» WRITTEN PROBLEM
Determine the number of lines where "title" occurs and reply with that number by itself.

****************************************

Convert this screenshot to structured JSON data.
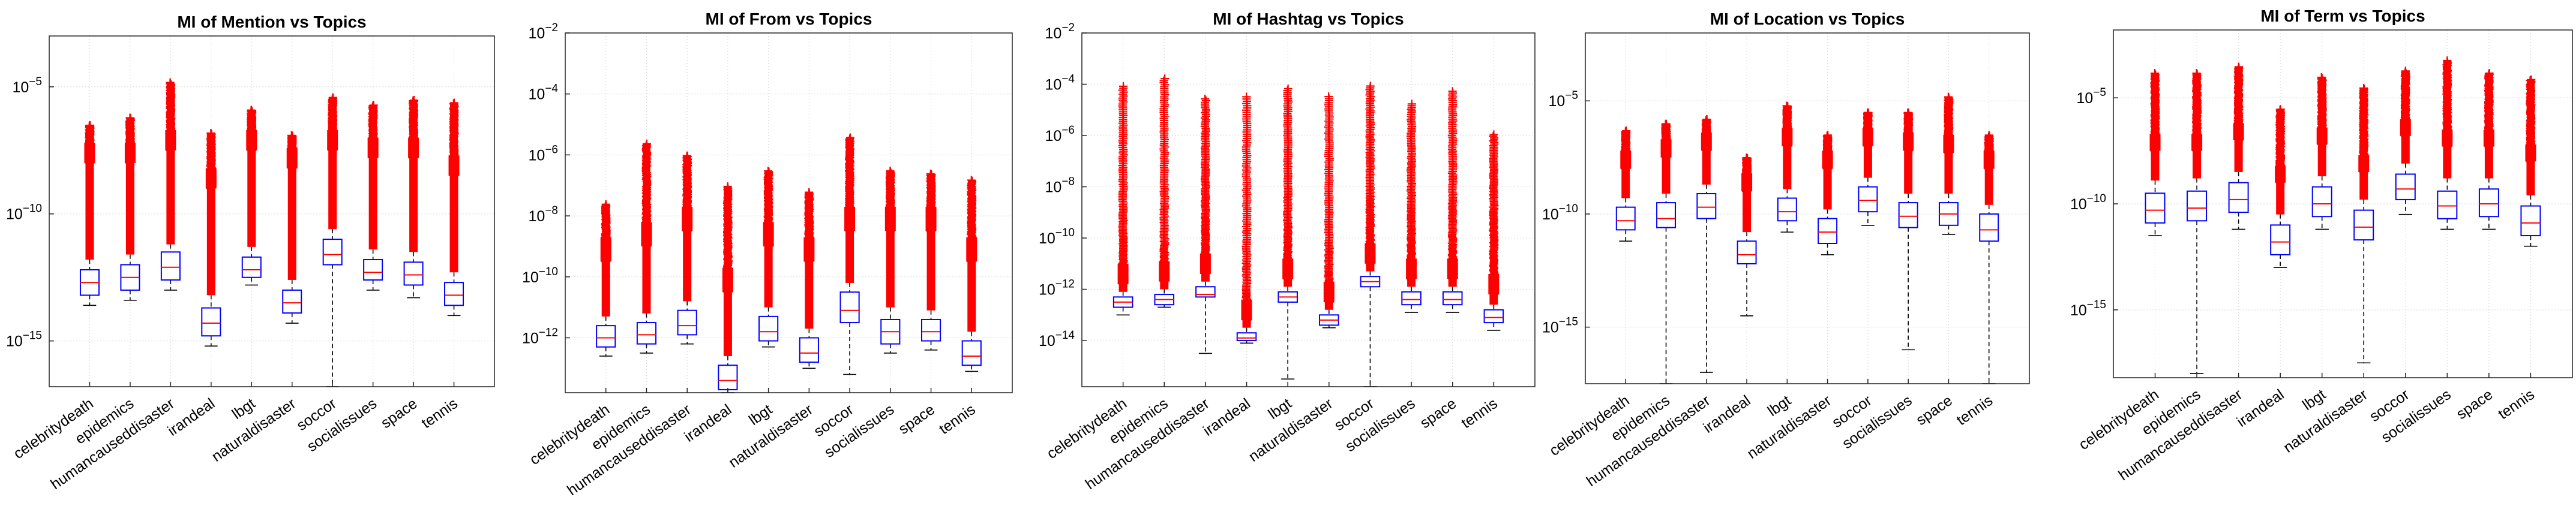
{
  "colors": {
    "outlier": "#ff0000",
    "box": "#0000ff",
    "median": "#ff0000",
    "whisker": "#000000",
    "grid": "#d9d9d9"
  },
  "chart_data": [
    {
      "type": "box",
      "title": "MI of Mention vs Topics",
      "scale": "log",
      "ylim_exp": [
        -16.8,
        -3
      ],
      "ticks": [
        {
          "exp": -15,
          "label": "10"
        },
        {
          "exp": -10,
          "label": "10"
        },
        {
          "exp": -5,
          "label": "10"
        }
      ],
      "categories": [
        "celebritydeath",
        "epidemics",
        "humancauseddisaster",
        "irandeal",
        "lbgt",
        "naturaldisaster",
        "soccor",
        "socialissues",
        "space",
        "tennis"
      ],
      "boxes": [
        {
          "lo": -13.6,
          "q1": -13.2,
          "med": -12.7,
          "q3": -12.2,
          "hi": -11.8,
          "out_lo": -8.0,
          "out_hi": -6.5
        },
        {
          "lo": -13.4,
          "q1": -13.0,
          "med": -12.5,
          "q3": -12.0,
          "hi": -11.6,
          "out_lo": -8.0,
          "out_hi": -6.2
        },
        {
          "lo": -13.0,
          "q1": -12.6,
          "med": -12.1,
          "q3": -11.5,
          "hi": -11.2,
          "out_lo": -7.5,
          "out_hi": -4.8
        },
        {
          "lo": -15.2,
          "q1": -14.8,
          "med": -14.3,
          "q3": -13.7,
          "hi": -13.2,
          "out_lo": -9.0,
          "out_hi": -6.8
        },
        {
          "lo": -12.8,
          "q1": -12.5,
          "med": -12.2,
          "q3": -11.7,
          "hi": -11.3,
          "out_lo": -7.5,
          "out_hi": -5.9
        },
        {
          "lo": -14.3,
          "q1": -13.9,
          "med": -13.5,
          "q3": -13.0,
          "hi": -12.6,
          "out_lo": -8.2,
          "out_hi": -6.9
        },
        {
          "lo": -16.8,
          "q1": -12.0,
          "med": -11.6,
          "q3": -11.0,
          "hi": -10.6,
          "out_lo": -7.5,
          "out_hi": -5.4
        },
        {
          "lo": -13.0,
          "q1": -12.6,
          "med": -12.3,
          "q3": -11.8,
          "hi": -11.4,
          "out_lo": -7.8,
          "out_hi": -5.7
        },
        {
          "lo": -13.3,
          "q1": -12.8,
          "med": -12.4,
          "q3": -11.9,
          "hi": -11.5,
          "out_lo": -7.8,
          "out_hi": -5.5
        },
        {
          "lo": -14.0,
          "q1": -13.6,
          "med": -13.2,
          "q3": -12.7,
          "hi": -12.3,
          "out_lo": -8.5,
          "out_hi": -5.6
        }
      ]
    },
    {
      "type": "box",
      "title": "MI of From vs Topics",
      "scale": "log",
      "ylim_exp": [
        -13.8,
        -2
      ],
      "ticks": [
        {
          "exp": -12,
          "label": "10"
        },
        {
          "exp": -10,
          "label": "10"
        },
        {
          "exp": -8,
          "label": "10"
        },
        {
          "exp": -6,
          "label": "10"
        },
        {
          "exp": -4,
          "label": "10"
        },
        {
          "exp": -2,
          "label": "10"
        }
      ],
      "categories": [
        "celebritydeath",
        "epidemics",
        "humancauseddisaster",
        "irandeal",
        "lbgt",
        "naturaldisaster",
        "soccor",
        "socialissues",
        "space",
        "tennis"
      ],
      "boxes": [
        {
          "lo": -12.6,
          "q1": -12.3,
          "med": -12.0,
          "q3": -11.6,
          "hi": -11.3,
          "out_lo": -9.5,
          "out_hi": -7.6
        },
        {
          "lo": -12.5,
          "q1": -12.2,
          "med": -11.9,
          "q3": -11.5,
          "hi": -11.2,
          "out_lo": -9.0,
          "out_hi": -5.6
        },
        {
          "lo": -12.2,
          "q1": -11.9,
          "med": -11.6,
          "q3": -11.1,
          "hi": -10.8,
          "out_lo": -8.5,
          "out_hi": -6.0
        },
        {
          "lo": -13.8,
          "q1": -13.7,
          "med": -13.4,
          "q3": -12.9,
          "hi": -12.6,
          "out_lo": -10.5,
          "out_hi": -7.0
        },
        {
          "lo": -12.3,
          "q1": -12.1,
          "med": -11.8,
          "q3": -11.3,
          "hi": -11.0,
          "out_lo": -9.0,
          "out_hi": -6.5
        },
        {
          "lo": -13.0,
          "q1": -12.8,
          "med": -12.5,
          "q3": -12.0,
          "hi": -11.7,
          "out_lo": -9.5,
          "out_hi": -7.2
        },
        {
          "lo": -13.2,
          "q1": -11.5,
          "med": -11.1,
          "q3": -10.5,
          "hi": -10.2,
          "out_lo": -8.5,
          "out_hi": -5.4
        },
        {
          "lo": -12.5,
          "q1": -12.2,
          "med": -11.8,
          "q3": -11.4,
          "hi": -11.0,
          "out_lo": -8.5,
          "out_hi": -6.5
        },
        {
          "lo": -12.4,
          "q1": -12.1,
          "med": -11.8,
          "q3": -11.4,
          "hi": -11.1,
          "out_lo": -8.5,
          "out_hi": -6.6
        },
        {
          "lo": -13.1,
          "q1": -12.9,
          "med": -12.6,
          "q3": -12.1,
          "hi": -11.8,
          "out_lo": -9.5,
          "out_hi": -6.8
        }
      ]
    },
    {
      "type": "box",
      "title": "MI of Hashtag vs Topics",
      "scale": "log",
      "ylim_exp": [
        -15.8,
        -2
      ],
      "ticks": [
        {
          "exp": -14,
          "label": "10"
        },
        {
          "exp": -12,
          "label": "10"
        },
        {
          "exp": -10,
          "label": "10"
        },
        {
          "exp": -8,
          "label": "10"
        },
        {
          "exp": -6,
          "label": "10"
        },
        {
          "exp": -4,
          "label": "10"
        },
        {
          "exp": -2,
          "label": "10"
        }
      ],
      "categories": [
        "celebritydeath",
        "epidemics",
        "humancauseddisaster",
        "irandeal",
        "lbgt",
        "naturaldisaster",
        "soccor",
        "socialissues",
        "space",
        "tennis"
      ],
      "boxes": [
        {
          "lo": -13.0,
          "q1": -12.7,
          "med": -12.5,
          "q3": -12.3,
          "hi": -12.1,
          "out_lo": -11.8,
          "out_hi": -4.0
        },
        {
          "lo": -12.7,
          "q1": -12.6,
          "med": -12.4,
          "q3": -12.2,
          "hi": -12.0,
          "out_lo": -11.7,
          "out_hi": -3.7
        },
        {
          "lo": -14.5,
          "q1": -12.3,
          "med": -12.2,
          "q3": -11.9,
          "hi": -11.7,
          "out_lo": -11.4,
          "out_hi": -4.5
        },
        {
          "lo": -14.1,
          "q1": -14.0,
          "med": -13.9,
          "q3": -13.7,
          "hi": -13.5,
          "out_lo": -13.2,
          "out_hi": -4.4
        },
        {
          "lo": -15.5,
          "q1": -12.5,
          "med": -12.3,
          "q3": -12.1,
          "hi": -11.9,
          "out_lo": -11.6,
          "out_hi": -4.1
        },
        {
          "lo": -13.5,
          "q1": -13.4,
          "med": -13.2,
          "q3": -13.0,
          "hi": -12.8,
          "out_lo": -12.5,
          "out_hi": -4.4
        },
        {
          "lo": -15.8,
          "q1": -11.9,
          "med": -11.7,
          "q3": -11.5,
          "hi": -11.3,
          "out_lo": -11.0,
          "out_hi": -4.0
        },
        {
          "lo": -12.9,
          "q1": -12.6,
          "med": -12.4,
          "q3": -12.1,
          "hi": -11.9,
          "out_lo": -11.6,
          "out_hi": -4.7
        },
        {
          "lo": -12.9,
          "q1": -12.6,
          "med": -12.4,
          "q3": -12.1,
          "hi": -11.9,
          "out_lo": -11.6,
          "out_hi": -4.2
        },
        {
          "lo": -13.6,
          "q1": -13.3,
          "med": -13.1,
          "q3": -12.8,
          "hi": -12.6,
          "out_lo": -12.2,
          "out_hi": -5.9
        }
      ]
    },
    {
      "type": "box",
      "title": "MI of Location vs Topics",
      "scale": "log",
      "ylim_exp": [
        -17.5,
        -2
      ],
      "ticks": [
        {
          "exp": -15,
          "label": "10"
        },
        {
          "exp": -10,
          "label": "10"
        },
        {
          "exp": -5,
          "label": "10"
        }
      ],
      "categories": [
        "celebritydeath",
        "epidemics",
        "humancauseddisaster",
        "irandeal",
        "lbgt",
        "naturaldisaster",
        "soccor",
        "socialissues",
        "space",
        "tennis"
      ],
      "boxes": [
        {
          "lo": -11.2,
          "q1": -10.7,
          "med": -10.3,
          "q3": -9.7,
          "hi": -9.3,
          "out_lo": -8.0,
          "out_hi": -6.3
        },
        {
          "lo": -17.5,
          "q1": -10.6,
          "med": -10.2,
          "q3": -9.5,
          "hi": -9.1,
          "out_lo": -7.5,
          "out_hi": -6.0
        },
        {
          "lo": -17.0,
          "q1": -10.2,
          "med": -9.7,
          "q3": -9.1,
          "hi": -8.7,
          "out_lo": -7.2,
          "out_hi": -5.8
        },
        {
          "lo": -14.5,
          "q1": -12.2,
          "med": -11.8,
          "q3": -11.2,
          "hi": -10.8,
          "out_lo": -9.0,
          "out_hi": -7.5
        },
        {
          "lo": -10.8,
          "q1": -10.3,
          "med": -9.9,
          "q3": -9.3,
          "hi": -8.9,
          "out_lo": -7.0,
          "out_hi": -5.2
        },
        {
          "lo": -11.8,
          "q1": -11.3,
          "med": -10.8,
          "q3": -10.2,
          "hi": -9.8,
          "out_lo": -8.0,
          "out_hi": -6.5
        },
        {
          "lo": -10.5,
          "q1": -9.9,
          "med": -9.4,
          "q3": -8.8,
          "hi": -8.4,
          "out_lo": -7.0,
          "out_hi": -5.5
        },
        {
          "lo": -16.0,
          "q1": -10.6,
          "med": -10.1,
          "q3": -9.5,
          "hi": -9.1,
          "out_lo": -7.2,
          "out_hi": -5.5
        },
        {
          "lo": -10.9,
          "q1": -10.5,
          "med": -10.0,
          "q3": -9.5,
          "hi": -9.1,
          "out_lo": -7.3,
          "out_hi": -4.8
        },
        {
          "lo": -17.5,
          "q1": -11.2,
          "med": -10.7,
          "q3": -10.0,
          "hi": -9.6,
          "out_lo": -8.0,
          "out_hi": -6.5
        }
      ]
    },
    {
      "type": "box",
      "title": "MI of Term vs Topics",
      "scale": "log",
      "ylim_exp": [
        -18.2,
        -1.8
      ],
      "ticks": [
        {
          "exp": -15,
          "label": "10"
        },
        {
          "exp": -10,
          "label": "10"
        },
        {
          "exp": -5,
          "label": "10"
        }
      ],
      "categories": [
        "celebritydeath",
        "epidemics",
        "humancauseddisaster",
        "irandeal",
        "lbgt",
        "naturaldisaster",
        "soccor",
        "socialissues",
        "space",
        "tennis"
      ],
      "boxes": [
        {
          "lo": -11.5,
          "q1": -10.9,
          "med": -10.3,
          "q3": -9.5,
          "hi": -8.9,
          "out_lo": -7.5,
          "out_hi": -3.8
        },
        {
          "lo": -18.0,
          "q1": -10.8,
          "med": -10.2,
          "q3": -9.4,
          "hi": -8.8,
          "out_lo": -7.5,
          "out_hi": -3.8
        },
        {
          "lo": -11.2,
          "q1": -10.4,
          "med": -9.8,
          "q3": -9.0,
          "hi": -8.5,
          "out_lo": -7.0,
          "out_hi": -3.5
        },
        {
          "lo": -13.0,
          "q1": -12.4,
          "med": -11.8,
          "q3": -11.0,
          "hi": -10.5,
          "out_lo": -9.0,
          "out_hi": -5.5
        },
        {
          "lo": -11.2,
          "q1": -10.6,
          "med": -10.0,
          "q3": -9.2,
          "hi": -8.7,
          "out_lo": -7.2,
          "out_hi": -4.0
        },
        {
          "lo": -17.5,
          "q1": -11.7,
          "med": -11.1,
          "q3": -10.3,
          "hi": -9.8,
          "out_lo": -8.5,
          "out_hi": -4.5
        },
        {
          "lo": -10.5,
          "q1": -9.8,
          "med": -9.3,
          "q3": -8.6,
          "hi": -8.1,
          "out_lo": -6.8,
          "out_hi": -3.7
        },
        {
          "lo": -11.2,
          "q1": -10.7,
          "med": -10.1,
          "q3": -9.4,
          "hi": -8.8,
          "out_lo": -7.3,
          "out_hi": -3.2
        },
        {
          "lo": -11.2,
          "q1": -10.6,
          "med": -10.0,
          "q3": -9.3,
          "hi": -8.8,
          "out_lo": -7.3,
          "out_hi": -3.8
        },
        {
          "lo": -12.0,
          "q1": -11.5,
          "med": -10.9,
          "q3": -10.1,
          "hi": -9.6,
          "out_lo": -8.0,
          "out_hi": -4.1
        }
      ]
    }
  ]
}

****************************************

» RESULT OF THIS EXERCISE
5